Requirements >>
Copy out the entries below precisely; nothing is to be omitted.
________
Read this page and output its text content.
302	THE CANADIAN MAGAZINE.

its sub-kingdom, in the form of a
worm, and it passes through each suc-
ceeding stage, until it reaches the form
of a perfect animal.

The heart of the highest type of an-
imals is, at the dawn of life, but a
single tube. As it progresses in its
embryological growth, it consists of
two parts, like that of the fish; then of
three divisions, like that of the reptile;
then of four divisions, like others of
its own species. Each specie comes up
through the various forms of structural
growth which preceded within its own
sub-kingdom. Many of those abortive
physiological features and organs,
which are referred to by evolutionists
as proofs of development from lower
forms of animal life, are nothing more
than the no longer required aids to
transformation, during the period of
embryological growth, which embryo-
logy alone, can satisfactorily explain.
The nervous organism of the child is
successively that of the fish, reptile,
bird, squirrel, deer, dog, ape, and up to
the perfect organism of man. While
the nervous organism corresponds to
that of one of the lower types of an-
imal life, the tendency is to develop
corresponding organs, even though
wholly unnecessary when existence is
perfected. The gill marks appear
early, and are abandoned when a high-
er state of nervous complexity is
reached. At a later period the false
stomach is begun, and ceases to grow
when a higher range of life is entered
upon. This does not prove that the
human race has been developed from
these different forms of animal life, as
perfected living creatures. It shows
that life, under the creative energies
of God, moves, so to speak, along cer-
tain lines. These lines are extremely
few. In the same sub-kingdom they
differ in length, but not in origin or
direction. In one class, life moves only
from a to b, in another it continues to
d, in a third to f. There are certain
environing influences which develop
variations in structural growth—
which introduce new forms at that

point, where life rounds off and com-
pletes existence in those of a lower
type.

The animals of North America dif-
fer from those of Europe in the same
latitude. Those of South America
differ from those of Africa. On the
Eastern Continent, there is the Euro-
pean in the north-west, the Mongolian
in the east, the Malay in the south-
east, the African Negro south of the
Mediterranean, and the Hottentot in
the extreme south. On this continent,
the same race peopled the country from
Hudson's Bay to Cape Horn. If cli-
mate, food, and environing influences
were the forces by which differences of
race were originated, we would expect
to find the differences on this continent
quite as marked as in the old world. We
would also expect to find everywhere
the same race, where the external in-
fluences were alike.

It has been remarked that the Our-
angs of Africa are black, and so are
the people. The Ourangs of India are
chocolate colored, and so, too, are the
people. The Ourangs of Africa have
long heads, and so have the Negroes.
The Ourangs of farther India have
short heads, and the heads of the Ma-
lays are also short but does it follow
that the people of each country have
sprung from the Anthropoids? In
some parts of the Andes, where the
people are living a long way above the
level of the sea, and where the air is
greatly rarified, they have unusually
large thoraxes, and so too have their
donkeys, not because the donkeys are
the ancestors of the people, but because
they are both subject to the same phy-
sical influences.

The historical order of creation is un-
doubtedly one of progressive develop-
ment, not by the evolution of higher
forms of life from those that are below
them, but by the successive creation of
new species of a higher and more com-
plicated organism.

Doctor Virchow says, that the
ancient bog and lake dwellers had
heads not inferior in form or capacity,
________
Solution >>
Read this page and output its text content.
302	THE CANADIAN MAGAZINE.

its sub-kingdom, in the form of a
worm, and it passes through each suc-
ceeding stage, until it reaches the form
of a perfect animal.

The heart of the highest type of an-
imals is, at the dawn of life, but a
single tube. As it progresses in its
embryological growth, it consists of
two parts, like that of the fish; then of
three divisions, like that of the reptile;
then of four divisions, like others of
its own species. Each specie comes up
through the various forms of structural
growth which preceded within its own
sub-kingdom. Many of those abortive
physiological features and organs,
which are referred to by evolutionists
as proofs of development from lower
forms of animal life, are nothing more
than the no longer required aids to
transformation, during the period of
embryological growth, which embryo-
logy alone, can satisfactorily explain.
The nervous organism of the child is
successively that of the fish, reptile,
bird, squirrel, deer, dog, ape, and up to
the perfect organism of man. While
the nervous organism corresponds to
that of one of the lower types of an-
imal life, the tendency is to develop
corresponding organs, even though
wholly unnecessary when existence is
perfected. The gill marks appear
early, and are abandoned when a high-
er state of nervous complexity is
reached. At a later period the false
stomach is begun, and ceases to grow
when a higher range of life is entered
upon. This does not prove that the
human race has been developed from
these different forms of animal life, as
perfected living creatures. It shows
that life, under the creative energies
of God, moves, so to speak, along cer-
tain lines. These lines are extremely
few. In the same sub-kingdom they
differ in length, but not in origin or
direction. In one class, life moves only
from a to b, in another it continues to
d, in a third to f. There are certain
environing influences which develop
variations in structural growth—
which introduce new forms at that

point, where life rounds off and com-
pletes existence in those of a lower
type.

The animals of North America dif-
fer from those of Europe in the same
latitude. Those of South America
differ from those of Africa. On the
Eastern Continent, there is the Euro-
pean in the north-west, the Mongolian
in the east, the Malay in the south-
east, the African Negro south of the
Mediterranean, and the Hottentot in
the extreme south. On this continent,
the same race peopled the country from
Hudson's Bay to Cape Horn. If cli-
mate, food, and environing influences
were the forces by which differences of
race were originated, we would expect
to find the differences on this continent
quite as marked as in the old world. We
would also expect to find everywhere
the same race, where the external in-
fluences were alike.

It has been remarked that the Our-
angs of Africa are black, and so are
the people. The Ourangs of India are
chocolate colored, and so, too, are the
people. The Ourangs of Africa have
long heads, and so have the Negroes.
The Ourangs of farther India have
short heads, and the heads of the Ma-
lays are also short but does it follow
that the people of each country have
sprung from the Anthropoids? In
some parts of the Andes, where the
people are living a long way above the
level of the sea, and where the air is
greatly rarified, they have unusually
large thoraxes, and so too have their
donkeys, not because the donkeys are
the ancestors of the people, but because
they are both subject to the same phy-
sical influences.

The historical order of creation is un-
doubtedly one of progressive develop-
ment, not by the evolution of higher
forms of life from those that are below
them, but by the successive creation of
new species of a higher and more com-
plicated organism.

Doctor Virchow says, that the
ancient bog and lake dwellers had
heads not inferior in form or capacity,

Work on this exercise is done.